(Spatial layout entries)
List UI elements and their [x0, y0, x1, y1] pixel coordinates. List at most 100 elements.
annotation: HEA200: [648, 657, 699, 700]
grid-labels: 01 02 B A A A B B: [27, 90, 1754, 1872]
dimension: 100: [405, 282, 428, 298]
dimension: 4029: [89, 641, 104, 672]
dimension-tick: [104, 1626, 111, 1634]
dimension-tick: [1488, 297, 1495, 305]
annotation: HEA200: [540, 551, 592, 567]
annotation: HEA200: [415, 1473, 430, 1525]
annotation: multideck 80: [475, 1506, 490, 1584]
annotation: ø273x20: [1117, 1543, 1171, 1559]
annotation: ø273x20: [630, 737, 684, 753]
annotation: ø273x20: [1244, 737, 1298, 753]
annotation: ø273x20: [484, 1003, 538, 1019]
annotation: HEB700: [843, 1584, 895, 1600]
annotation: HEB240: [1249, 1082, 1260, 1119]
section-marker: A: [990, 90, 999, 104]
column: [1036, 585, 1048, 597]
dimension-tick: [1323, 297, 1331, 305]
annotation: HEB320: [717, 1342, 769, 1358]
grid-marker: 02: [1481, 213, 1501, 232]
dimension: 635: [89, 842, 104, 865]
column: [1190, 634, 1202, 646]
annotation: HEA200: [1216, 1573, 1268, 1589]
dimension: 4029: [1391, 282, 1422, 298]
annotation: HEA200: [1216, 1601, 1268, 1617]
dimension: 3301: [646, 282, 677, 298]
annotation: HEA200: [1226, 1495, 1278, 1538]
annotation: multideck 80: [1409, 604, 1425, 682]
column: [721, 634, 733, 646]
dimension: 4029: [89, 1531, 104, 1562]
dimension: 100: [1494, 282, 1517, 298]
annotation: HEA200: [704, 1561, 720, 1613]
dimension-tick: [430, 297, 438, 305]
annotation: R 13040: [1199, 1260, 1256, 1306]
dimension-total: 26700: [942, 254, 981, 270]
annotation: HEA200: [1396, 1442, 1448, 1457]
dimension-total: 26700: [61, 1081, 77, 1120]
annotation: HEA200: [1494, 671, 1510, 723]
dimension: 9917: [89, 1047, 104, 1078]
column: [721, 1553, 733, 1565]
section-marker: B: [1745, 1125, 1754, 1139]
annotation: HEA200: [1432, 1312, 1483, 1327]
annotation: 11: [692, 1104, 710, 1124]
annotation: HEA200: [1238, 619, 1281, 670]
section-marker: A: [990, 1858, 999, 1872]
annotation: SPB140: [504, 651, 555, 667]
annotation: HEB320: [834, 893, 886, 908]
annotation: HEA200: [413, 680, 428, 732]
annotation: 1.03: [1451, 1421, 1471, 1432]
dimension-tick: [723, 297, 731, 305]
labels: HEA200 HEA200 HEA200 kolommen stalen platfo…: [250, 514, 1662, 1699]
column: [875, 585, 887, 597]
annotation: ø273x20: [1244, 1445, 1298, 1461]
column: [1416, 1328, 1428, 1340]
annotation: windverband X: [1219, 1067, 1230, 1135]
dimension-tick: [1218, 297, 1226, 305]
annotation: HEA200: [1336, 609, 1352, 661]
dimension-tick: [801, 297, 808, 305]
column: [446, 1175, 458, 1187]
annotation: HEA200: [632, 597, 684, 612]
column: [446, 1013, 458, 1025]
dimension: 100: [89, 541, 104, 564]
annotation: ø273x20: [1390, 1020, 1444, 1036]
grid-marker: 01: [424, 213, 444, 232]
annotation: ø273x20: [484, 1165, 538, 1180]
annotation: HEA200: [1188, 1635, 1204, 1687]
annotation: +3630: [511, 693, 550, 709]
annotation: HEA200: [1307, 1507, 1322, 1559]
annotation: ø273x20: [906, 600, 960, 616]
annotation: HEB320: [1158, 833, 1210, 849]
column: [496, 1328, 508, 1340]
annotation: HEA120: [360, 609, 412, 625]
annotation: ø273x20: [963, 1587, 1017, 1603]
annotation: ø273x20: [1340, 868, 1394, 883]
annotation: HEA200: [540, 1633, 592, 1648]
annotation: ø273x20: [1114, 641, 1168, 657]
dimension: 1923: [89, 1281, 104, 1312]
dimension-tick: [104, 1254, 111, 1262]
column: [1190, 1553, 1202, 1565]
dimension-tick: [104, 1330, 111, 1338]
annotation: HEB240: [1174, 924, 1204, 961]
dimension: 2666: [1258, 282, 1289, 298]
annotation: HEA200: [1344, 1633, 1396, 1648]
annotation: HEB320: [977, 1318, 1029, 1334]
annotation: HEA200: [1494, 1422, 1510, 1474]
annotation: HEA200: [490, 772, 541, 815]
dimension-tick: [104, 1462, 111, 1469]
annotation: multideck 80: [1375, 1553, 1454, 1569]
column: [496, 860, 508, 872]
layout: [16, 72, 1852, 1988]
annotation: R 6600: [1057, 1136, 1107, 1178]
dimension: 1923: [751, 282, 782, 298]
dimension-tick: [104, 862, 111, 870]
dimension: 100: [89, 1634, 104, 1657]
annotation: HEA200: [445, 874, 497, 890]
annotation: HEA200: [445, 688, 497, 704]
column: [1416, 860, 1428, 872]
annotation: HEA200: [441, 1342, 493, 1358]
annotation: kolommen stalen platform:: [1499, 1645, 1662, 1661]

- _PROBLEM DESCRIPTION_
Please copy all the items above, swapping "section-marker" for "section-label" and leaving everything else unchanged.

- _WRITTEN RESPONSE_
List UI elements and their [x0, y0, x1, y1] pixel coordinates. List at most 100 elements.
annotation: HEA200: [648, 657, 699, 700]
grid-labels: 01 02 B A A A B B: [27, 90, 1754, 1872]
dimension: 100: [405, 282, 428, 298]
dimension: 4029: [89, 641, 104, 672]
dimension-tick: [104, 1626, 111, 1634]
dimension-tick: [1488, 297, 1495, 305]
annotation: HEA200: [540, 551, 592, 567]
annotation: HEA200: [415, 1473, 430, 1525]
annotation: multideck 80: [475, 1506, 490, 1584]
annotation: ø273x20: [1117, 1543, 1171, 1559]
annotation: ø273x20: [630, 737, 684, 753]
annotation: ø273x20: [1244, 737, 1298, 753]
annotation: ø273x20: [484, 1003, 538, 1019]
annotation: HEB700: [843, 1584, 895, 1600]
annotation: HEB240: [1249, 1082, 1260, 1119]
section-label: A: [990, 90, 999, 104]
column: [1036, 585, 1048, 597]
dimension-tick: [1323, 297, 1331, 305]
annotation: HEB320: [717, 1342, 769, 1358]
grid-marker: 02: [1481, 213, 1501, 232]
dimension: 635: [89, 842, 104, 865]
column: [1190, 634, 1202, 646]
annotation: HEA200: [1216, 1573, 1268, 1589]
dimension: 4029: [1391, 282, 1422, 298]
annotation: HEA200: [1216, 1601, 1268, 1617]
dimension: 3301: [646, 282, 677, 298]
annotation: HEA200: [1226, 1495, 1278, 1538]
annotation: multideck 80: [1409, 604, 1425, 682]
column: [721, 634, 733, 646]
dimension: 4029: [89, 1531, 104, 1562]
dimension: 100: [1494, 282, 1517, 298]
annotation: HEA200: [704, 1561, 720, 1613]
dimension-tick: [430, 297, 438, 305]
annotation: R 13040: [1199, 1260, 1256, 1306]
dimension-total: 26700: [942, 254, 981, 270]
annotation: HEA200: [1396, 1442, 1448, 1457]
dimension-total: 26700: [61, 1081, 77, 1120]
annotation: HEA200: [1494, 671, 1510, 723]
dimension: 9917: [89, 1047, 104, 1078]
column: [721, 1553, 733, 1565]
section-label: B: [1745, 1125, 1754, 1139]
annotation: HEA200: [1432, 1312, 1483, 1327]
annotation: 11: [692, 1104, 710, 1124]
annotation: HEA200: [1238, 619, 1281, 670]
section-label: A: [990, 1858, 999, 1872]
annotation: SPB140: [504, 651, 555, 667]
annotation: HEB320: [834, 893, 886, 908]
annotation: HEA200: [413, 680, 428, 732]
annotation: 1.03: [1451, 1421, 1471, 1432]
dimension-tick: [723, 297, 731, 305]
labels: HEA200 HEA200 HEA200 kolommen stalen platfo…: [250, 514, 1662, 1699]
column: [875, 585, 887, 597]
annotation: ø273x20: [1244, 1445, 1298, 1461]
column: [1416, 1328, 1428, 1340]
annotation: windverband X: [1219, 1067, 1230, 1135]
dimension-tick: [1218, 297, 1226, 305]
annotation: HEA200: [1336, 609, 1352, 661]
dimension-tick: [801, 297, 808, 305]
column: [446, 1175, 458, 1187]
annotation: HEA200: [632, 597, 684, 612]
column: [446, 1013, 458, 1025]
dimension: 100: [89, 541, 104, 564]
annotation: ø273x20: [1390, 1020, 1444, 1036]
grid-marker: 01: [424, 213, 444, 232]
annotation: ø273x20: [484, 1165, 538, 1180]
annotation: HEA200: [1188, 1635, 1204, 1687]
annotation: +3630: [511, 693, 550, 709]
annotation: HEA200: [1307, 1507, 1322, 1559]
annotation: ø273x20: [906, 600, 960, 616]
annotation: HEB320: [1158, 833, 1210, 849]
column: [496, 1328, 508, 1340]
annotation: HEA120: [360, 609, 412, 625]
annotation: ø273x20: [963, 1587, 1017, 1603]
annotation: ø273x20: [1340, 868, 1394, 883]
annotation: HEA200: [540, 1633, 592, 1648]
annotation: ø273x20: [1114, 641, 1168, 657]
dimension: 1923: [89, 1281, 104, 1312]
dimension-tick: [104, 1254, 111, 1262]
column: [1190, 1553, 1202, 1565]
dimension-tick: [104, 1330, 111, 1338]
annotation: HEB240: [1174, 924, 1204, 961]
dimension: 2666: [1258, 282, 1289, 298]
annotation: HEA200: [1344, 1633, 1396, 1648]
annotation: HEB320: [977, 1318, 1029, 1334]
annotation: HEA200: [1494, 1422, 1510, 1474]
annotation: HEA200: [490, 772, 541, 815]
dimension-tick: [104, 1462, 111, 1469]
annotation: multideck 80: [1375, 1553, 1454, 1569]
column: [496, 860, 508, 872]
layout: [16, 72, 1852, 1988]
annotation: R 6600: [1057, 1136, 1107, 1178]
dimension: 1923: [751, 282, 782, 298]
dimension-tick: [104, 862, 111, 870]
dimension: 100: [89, 1634, 104, 1657]
annotation: HEA200: [445, 874, 497, 890]
annotation: HEA200: [445, 688, 497, 704]
column: [1416, 860, 1428, 872]
annotation: HEA200: [441, 1342, 493, 1358]
annotation: kolommen stalen platform:: [1499, 1645, 1662, 1661]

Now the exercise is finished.